Exercise description
Select and copy out every line in the records containing "człowieka".
>> Begin
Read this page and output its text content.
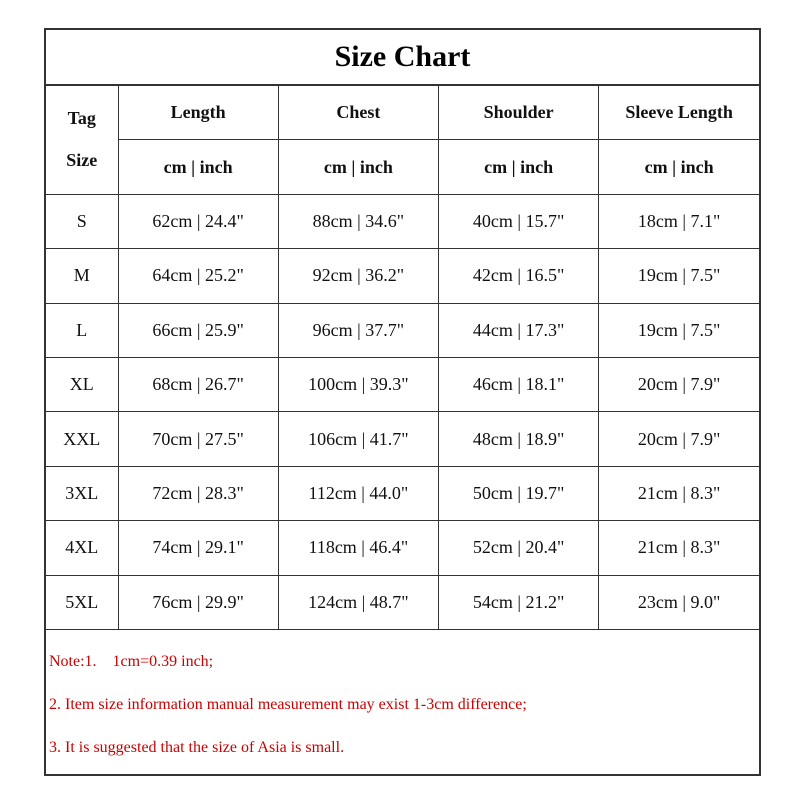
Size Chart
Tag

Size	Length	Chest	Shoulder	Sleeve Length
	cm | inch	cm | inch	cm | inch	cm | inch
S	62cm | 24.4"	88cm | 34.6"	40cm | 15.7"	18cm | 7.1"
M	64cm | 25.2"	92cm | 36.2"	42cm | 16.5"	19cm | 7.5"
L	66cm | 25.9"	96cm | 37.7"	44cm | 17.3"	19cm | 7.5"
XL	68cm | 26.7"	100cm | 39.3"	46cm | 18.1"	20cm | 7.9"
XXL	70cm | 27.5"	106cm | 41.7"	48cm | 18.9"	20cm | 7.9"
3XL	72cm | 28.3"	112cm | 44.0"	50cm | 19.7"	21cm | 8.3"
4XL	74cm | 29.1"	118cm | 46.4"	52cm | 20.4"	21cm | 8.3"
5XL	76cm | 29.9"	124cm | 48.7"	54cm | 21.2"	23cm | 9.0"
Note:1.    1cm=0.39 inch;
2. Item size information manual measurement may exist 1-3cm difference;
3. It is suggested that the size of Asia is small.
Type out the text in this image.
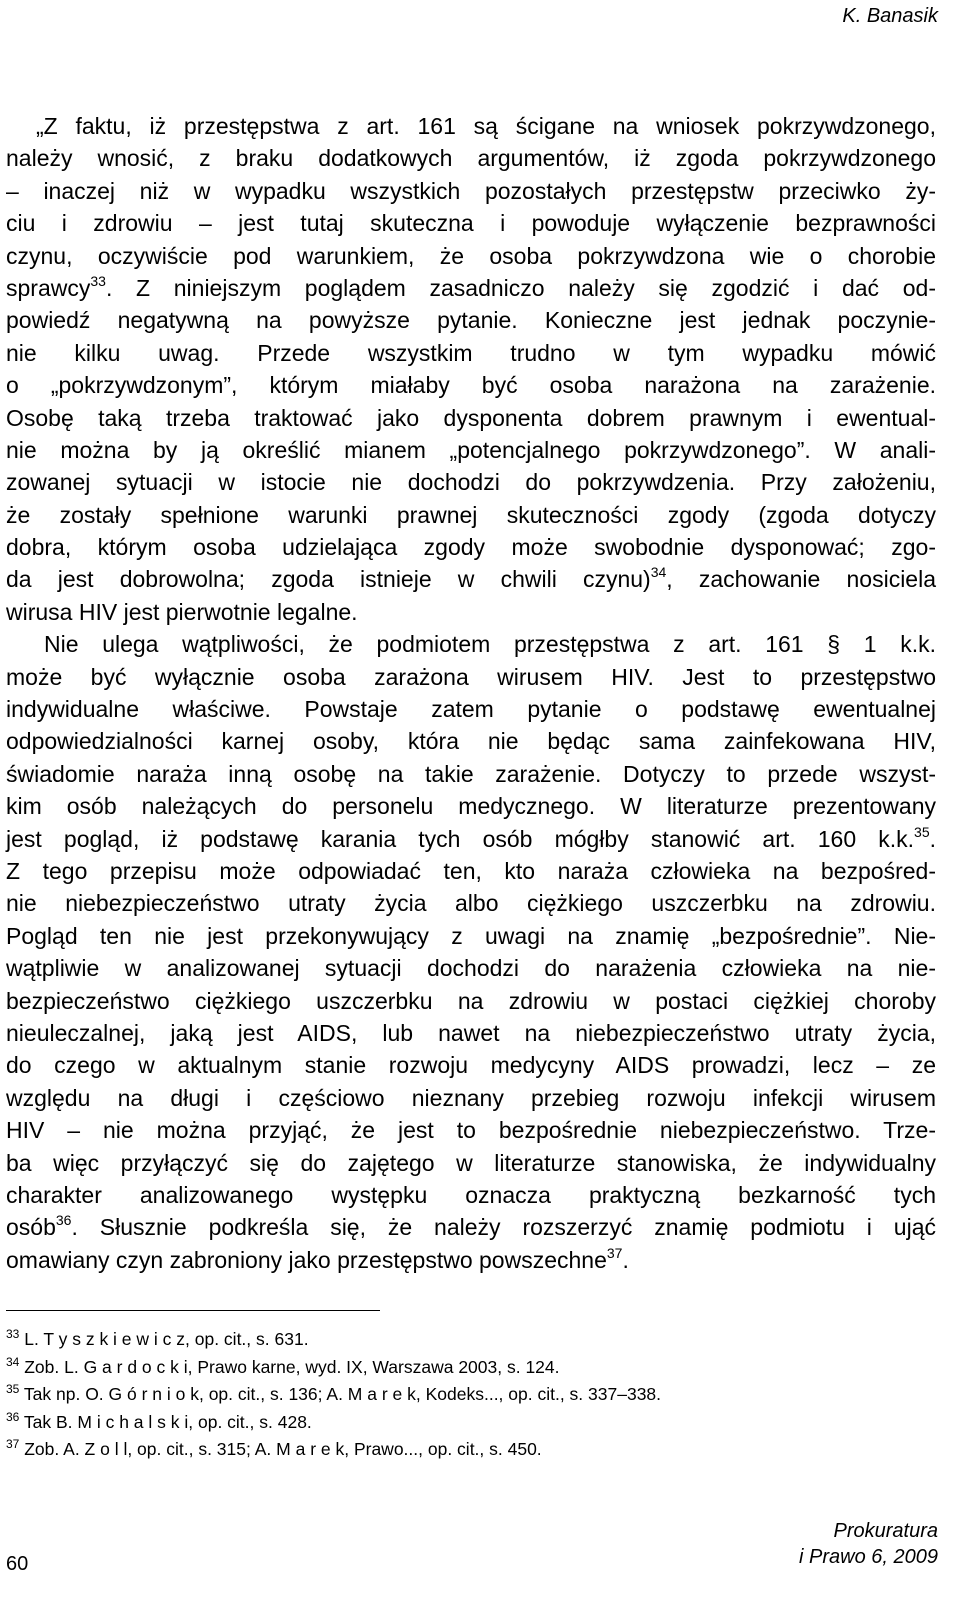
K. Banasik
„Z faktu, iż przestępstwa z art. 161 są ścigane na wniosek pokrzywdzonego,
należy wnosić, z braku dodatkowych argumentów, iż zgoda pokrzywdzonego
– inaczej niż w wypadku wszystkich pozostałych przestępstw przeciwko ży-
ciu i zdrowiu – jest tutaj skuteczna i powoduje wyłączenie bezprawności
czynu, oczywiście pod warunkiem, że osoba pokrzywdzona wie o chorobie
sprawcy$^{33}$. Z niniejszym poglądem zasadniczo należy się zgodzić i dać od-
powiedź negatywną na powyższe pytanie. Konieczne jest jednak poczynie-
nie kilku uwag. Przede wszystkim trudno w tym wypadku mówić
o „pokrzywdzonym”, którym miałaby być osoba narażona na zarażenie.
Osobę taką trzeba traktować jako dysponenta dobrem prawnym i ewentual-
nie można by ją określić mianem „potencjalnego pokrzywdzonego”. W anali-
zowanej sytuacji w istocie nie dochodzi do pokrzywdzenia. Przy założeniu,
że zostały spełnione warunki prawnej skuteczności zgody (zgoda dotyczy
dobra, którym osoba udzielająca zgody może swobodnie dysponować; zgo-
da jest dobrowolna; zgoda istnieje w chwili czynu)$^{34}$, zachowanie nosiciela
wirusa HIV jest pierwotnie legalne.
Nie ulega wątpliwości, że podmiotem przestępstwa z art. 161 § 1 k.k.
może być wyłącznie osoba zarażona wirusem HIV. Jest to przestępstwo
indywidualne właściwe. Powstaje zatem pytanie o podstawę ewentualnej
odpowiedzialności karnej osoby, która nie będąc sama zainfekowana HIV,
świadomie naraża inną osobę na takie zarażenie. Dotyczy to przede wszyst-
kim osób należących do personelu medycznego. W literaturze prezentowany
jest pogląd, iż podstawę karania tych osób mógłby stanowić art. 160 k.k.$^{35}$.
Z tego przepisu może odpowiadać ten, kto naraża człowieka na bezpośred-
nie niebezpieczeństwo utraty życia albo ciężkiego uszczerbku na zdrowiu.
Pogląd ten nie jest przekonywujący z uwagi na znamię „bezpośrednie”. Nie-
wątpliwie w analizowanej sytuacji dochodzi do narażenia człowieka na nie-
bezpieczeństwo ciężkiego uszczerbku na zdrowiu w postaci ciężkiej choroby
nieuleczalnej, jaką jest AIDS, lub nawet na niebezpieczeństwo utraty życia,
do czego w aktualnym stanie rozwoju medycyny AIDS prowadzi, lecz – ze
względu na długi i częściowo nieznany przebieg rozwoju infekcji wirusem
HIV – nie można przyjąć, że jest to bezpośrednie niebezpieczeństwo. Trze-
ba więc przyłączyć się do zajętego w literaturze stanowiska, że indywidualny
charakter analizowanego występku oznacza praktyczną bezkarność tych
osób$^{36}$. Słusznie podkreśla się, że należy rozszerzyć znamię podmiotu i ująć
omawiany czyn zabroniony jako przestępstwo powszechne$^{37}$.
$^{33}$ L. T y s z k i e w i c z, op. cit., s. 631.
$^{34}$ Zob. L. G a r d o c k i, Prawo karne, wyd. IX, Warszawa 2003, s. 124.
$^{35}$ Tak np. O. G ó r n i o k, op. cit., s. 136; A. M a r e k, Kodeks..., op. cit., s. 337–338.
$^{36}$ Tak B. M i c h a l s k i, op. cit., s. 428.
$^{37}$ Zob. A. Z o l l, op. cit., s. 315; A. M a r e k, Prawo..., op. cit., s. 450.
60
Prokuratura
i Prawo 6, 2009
>> End
>> Begin
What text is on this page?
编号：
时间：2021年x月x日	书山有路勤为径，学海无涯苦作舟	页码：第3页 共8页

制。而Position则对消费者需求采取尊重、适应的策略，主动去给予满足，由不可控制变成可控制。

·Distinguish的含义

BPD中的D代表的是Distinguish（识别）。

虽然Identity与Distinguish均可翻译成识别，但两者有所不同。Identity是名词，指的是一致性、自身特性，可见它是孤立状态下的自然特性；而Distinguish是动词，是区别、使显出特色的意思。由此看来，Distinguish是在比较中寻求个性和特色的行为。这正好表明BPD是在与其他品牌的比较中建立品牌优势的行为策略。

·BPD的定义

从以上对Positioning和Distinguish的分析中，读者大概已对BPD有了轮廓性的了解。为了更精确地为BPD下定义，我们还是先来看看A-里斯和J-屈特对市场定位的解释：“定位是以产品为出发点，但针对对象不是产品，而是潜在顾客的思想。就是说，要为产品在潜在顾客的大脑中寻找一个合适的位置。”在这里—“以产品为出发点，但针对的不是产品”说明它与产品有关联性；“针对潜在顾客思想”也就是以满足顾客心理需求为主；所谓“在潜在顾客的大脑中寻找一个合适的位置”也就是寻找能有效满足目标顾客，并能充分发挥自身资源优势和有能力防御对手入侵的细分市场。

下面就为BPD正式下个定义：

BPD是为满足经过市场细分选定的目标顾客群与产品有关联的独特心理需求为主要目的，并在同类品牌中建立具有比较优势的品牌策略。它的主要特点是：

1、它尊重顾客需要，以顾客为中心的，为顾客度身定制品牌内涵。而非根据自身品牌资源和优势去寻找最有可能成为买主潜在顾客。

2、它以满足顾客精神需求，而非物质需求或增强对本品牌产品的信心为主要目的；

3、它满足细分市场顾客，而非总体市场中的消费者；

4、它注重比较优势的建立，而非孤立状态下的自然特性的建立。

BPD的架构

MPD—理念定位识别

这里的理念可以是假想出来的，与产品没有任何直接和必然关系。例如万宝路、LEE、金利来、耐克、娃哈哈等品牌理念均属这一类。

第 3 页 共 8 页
>> End
Exercise output
Z tego przepisu może odpowiadać ten, kto naraża człowieka na bezpośred-
wątpliwie w analizowanej sytuacji dochodzi do narażenia człowieka na nie-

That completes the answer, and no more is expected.